Figure collection entries
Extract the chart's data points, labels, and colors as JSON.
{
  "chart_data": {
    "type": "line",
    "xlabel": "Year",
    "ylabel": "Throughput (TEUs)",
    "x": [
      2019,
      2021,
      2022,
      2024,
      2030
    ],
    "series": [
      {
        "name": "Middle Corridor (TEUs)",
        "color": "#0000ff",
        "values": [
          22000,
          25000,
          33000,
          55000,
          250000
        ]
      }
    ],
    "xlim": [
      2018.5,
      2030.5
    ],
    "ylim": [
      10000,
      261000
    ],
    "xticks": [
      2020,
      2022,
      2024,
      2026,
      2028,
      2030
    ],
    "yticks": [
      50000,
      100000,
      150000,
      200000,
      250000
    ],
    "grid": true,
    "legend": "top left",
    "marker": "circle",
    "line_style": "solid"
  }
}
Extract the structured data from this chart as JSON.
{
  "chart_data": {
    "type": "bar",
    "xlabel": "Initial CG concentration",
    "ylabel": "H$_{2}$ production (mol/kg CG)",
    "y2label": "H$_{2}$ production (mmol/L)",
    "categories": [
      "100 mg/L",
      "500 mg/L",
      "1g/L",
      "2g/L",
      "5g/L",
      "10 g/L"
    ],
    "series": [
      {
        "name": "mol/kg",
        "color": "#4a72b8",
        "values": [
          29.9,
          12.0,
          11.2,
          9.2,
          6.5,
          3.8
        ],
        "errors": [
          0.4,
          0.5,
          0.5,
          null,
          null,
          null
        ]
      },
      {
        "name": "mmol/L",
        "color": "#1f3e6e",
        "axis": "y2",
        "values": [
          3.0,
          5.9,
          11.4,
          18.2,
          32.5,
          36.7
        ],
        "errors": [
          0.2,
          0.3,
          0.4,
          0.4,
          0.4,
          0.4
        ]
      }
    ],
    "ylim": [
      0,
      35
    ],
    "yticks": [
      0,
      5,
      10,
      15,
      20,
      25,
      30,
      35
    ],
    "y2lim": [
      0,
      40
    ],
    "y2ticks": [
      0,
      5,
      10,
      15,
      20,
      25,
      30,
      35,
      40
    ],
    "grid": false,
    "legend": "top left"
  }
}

> _Exercise directions_
Show each line of the listing that holds the string "production".

> _Answer to the task_
    "ylabel": "H$_{2}$ production (mol/kg CG)",
    "y2label": "H$_{2}$ production (mmol/L)",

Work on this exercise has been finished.